-------- DATA TO USE

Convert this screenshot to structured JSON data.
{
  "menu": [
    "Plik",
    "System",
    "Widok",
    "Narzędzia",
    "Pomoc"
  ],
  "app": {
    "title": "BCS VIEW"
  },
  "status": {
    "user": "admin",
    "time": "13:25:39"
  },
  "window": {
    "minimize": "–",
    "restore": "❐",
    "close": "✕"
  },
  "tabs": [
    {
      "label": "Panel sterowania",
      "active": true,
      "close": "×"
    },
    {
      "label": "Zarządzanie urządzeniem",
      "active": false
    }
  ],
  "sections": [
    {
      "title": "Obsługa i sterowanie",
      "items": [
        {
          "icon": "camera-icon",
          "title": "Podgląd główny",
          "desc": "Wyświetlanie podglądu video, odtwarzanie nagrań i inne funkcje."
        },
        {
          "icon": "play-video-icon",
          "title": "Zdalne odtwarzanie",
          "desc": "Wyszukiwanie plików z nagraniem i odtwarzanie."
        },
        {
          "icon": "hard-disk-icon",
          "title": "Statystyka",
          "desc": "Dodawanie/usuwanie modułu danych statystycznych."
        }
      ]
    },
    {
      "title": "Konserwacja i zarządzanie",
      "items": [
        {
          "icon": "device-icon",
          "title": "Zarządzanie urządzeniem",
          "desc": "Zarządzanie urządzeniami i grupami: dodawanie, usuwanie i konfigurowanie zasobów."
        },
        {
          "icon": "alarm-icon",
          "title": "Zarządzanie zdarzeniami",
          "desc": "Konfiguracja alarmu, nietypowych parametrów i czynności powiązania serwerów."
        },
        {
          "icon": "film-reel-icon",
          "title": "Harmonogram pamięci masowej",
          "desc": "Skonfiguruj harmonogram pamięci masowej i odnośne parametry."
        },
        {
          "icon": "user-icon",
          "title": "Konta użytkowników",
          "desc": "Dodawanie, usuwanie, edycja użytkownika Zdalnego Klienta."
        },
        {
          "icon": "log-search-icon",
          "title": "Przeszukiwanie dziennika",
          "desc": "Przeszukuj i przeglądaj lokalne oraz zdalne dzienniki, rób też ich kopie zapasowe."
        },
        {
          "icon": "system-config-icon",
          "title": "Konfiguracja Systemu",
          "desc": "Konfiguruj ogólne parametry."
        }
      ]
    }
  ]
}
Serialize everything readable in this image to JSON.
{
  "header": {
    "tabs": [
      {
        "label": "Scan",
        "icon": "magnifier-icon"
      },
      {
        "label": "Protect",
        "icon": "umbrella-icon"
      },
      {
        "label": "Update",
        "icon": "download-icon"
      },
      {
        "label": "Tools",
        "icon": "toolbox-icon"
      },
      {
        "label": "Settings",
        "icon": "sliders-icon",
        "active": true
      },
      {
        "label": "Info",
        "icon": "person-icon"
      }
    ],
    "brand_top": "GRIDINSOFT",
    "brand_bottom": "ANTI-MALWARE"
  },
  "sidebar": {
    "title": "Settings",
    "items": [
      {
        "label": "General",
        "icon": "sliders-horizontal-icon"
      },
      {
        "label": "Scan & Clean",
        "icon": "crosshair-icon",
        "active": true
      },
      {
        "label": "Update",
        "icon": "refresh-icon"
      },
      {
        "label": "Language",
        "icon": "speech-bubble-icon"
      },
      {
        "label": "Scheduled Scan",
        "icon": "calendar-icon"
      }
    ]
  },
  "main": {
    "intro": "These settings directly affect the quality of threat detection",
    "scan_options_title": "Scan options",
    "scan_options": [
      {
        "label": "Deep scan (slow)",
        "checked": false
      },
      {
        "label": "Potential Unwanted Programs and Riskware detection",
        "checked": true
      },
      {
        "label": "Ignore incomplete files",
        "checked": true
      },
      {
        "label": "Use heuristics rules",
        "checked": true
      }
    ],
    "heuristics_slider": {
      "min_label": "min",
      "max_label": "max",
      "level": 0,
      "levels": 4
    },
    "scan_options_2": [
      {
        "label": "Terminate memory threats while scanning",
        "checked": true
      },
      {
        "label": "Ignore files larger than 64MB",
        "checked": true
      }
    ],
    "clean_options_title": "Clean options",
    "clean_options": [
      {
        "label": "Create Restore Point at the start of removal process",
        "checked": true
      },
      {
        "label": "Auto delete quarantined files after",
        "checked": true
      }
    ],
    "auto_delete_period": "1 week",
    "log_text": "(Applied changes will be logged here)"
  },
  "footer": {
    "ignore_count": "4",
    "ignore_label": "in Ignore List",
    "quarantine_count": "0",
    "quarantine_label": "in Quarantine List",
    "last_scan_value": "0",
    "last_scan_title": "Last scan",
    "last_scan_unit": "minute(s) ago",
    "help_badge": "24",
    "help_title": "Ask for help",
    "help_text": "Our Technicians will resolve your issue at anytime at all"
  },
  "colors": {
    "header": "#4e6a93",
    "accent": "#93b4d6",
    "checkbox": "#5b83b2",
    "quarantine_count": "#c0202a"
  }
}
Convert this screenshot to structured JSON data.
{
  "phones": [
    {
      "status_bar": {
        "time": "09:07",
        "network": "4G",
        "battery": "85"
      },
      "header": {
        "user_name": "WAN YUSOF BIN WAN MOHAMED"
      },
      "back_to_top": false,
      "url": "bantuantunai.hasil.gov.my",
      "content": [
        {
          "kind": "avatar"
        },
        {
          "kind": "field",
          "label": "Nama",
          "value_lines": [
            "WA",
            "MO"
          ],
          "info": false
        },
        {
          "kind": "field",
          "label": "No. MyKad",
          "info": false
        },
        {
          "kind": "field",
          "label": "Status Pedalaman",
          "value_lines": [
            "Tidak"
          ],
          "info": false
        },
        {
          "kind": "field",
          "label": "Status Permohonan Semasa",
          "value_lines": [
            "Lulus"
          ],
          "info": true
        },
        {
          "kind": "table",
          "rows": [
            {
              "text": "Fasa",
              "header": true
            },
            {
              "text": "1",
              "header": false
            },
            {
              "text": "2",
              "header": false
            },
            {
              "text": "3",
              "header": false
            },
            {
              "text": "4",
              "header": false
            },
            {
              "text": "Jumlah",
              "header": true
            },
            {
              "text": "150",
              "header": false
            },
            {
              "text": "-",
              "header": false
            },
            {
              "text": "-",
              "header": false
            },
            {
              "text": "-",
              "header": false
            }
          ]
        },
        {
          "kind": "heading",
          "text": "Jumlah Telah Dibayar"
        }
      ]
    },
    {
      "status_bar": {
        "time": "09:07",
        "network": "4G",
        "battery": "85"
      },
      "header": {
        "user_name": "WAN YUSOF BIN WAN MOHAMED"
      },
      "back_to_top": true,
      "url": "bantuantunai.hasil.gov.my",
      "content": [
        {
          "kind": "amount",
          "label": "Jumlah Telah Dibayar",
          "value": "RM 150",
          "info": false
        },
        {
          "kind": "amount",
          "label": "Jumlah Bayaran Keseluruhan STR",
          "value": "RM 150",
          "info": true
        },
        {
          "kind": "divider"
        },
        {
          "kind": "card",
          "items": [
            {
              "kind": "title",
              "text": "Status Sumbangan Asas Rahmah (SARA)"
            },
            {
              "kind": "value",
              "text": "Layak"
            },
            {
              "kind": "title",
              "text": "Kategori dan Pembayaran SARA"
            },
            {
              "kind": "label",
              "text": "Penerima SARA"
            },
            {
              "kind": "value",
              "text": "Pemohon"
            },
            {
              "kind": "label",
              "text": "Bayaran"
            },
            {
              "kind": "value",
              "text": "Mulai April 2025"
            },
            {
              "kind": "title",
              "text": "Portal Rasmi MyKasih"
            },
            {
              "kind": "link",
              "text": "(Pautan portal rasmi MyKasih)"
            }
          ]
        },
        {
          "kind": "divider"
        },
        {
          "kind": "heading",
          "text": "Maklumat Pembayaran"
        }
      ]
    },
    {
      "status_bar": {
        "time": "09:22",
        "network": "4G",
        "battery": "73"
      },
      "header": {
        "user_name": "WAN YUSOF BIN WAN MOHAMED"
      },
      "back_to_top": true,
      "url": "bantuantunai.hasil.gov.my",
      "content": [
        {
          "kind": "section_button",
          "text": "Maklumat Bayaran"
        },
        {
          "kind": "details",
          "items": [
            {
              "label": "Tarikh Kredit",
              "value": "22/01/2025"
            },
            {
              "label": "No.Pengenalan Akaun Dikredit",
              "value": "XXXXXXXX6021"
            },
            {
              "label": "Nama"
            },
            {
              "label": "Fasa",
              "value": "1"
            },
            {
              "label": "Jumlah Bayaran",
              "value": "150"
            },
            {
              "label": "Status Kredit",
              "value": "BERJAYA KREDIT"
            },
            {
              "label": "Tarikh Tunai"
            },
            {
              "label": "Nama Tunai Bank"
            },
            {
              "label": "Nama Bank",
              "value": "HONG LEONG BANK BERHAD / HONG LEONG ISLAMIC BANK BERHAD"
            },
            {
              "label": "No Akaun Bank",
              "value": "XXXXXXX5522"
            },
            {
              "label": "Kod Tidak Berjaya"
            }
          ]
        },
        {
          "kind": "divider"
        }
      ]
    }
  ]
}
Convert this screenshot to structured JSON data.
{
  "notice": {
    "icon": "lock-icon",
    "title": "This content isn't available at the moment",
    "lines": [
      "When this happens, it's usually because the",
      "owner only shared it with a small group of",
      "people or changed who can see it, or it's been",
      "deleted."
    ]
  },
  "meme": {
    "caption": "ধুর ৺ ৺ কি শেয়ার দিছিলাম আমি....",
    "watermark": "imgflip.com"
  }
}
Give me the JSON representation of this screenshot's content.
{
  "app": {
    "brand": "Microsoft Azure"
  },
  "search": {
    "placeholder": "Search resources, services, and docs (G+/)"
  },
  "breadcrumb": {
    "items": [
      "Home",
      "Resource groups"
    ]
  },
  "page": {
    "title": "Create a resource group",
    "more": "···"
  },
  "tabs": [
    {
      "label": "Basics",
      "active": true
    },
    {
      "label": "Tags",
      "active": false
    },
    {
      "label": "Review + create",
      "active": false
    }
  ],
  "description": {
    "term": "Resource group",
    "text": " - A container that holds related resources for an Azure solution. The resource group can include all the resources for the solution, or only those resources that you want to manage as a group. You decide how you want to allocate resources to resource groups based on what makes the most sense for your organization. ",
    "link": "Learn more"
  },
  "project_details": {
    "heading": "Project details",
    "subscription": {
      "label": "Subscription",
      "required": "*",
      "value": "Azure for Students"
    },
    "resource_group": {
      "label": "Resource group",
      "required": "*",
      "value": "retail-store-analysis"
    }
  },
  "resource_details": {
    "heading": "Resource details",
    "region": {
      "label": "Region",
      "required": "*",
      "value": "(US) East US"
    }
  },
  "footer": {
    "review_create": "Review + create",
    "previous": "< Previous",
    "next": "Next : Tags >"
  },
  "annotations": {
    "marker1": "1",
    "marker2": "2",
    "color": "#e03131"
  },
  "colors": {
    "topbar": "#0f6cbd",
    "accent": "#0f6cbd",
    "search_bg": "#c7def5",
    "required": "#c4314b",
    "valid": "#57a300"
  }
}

----------------

→ **PROBLEM DESCRIPTION**: Copy out every line in the listing where the word "groups" appears.

→ **REPLY TO THE EXERCISE**:
      "Resource groups"
    "text": " - A container that holds related resources for an Azure solution. The resource group can include all the resources for the solution, or only those resources that you want to manage as a group. You decide how you want to allocate resources to resource groups based on what makes the most sense for your organization. ",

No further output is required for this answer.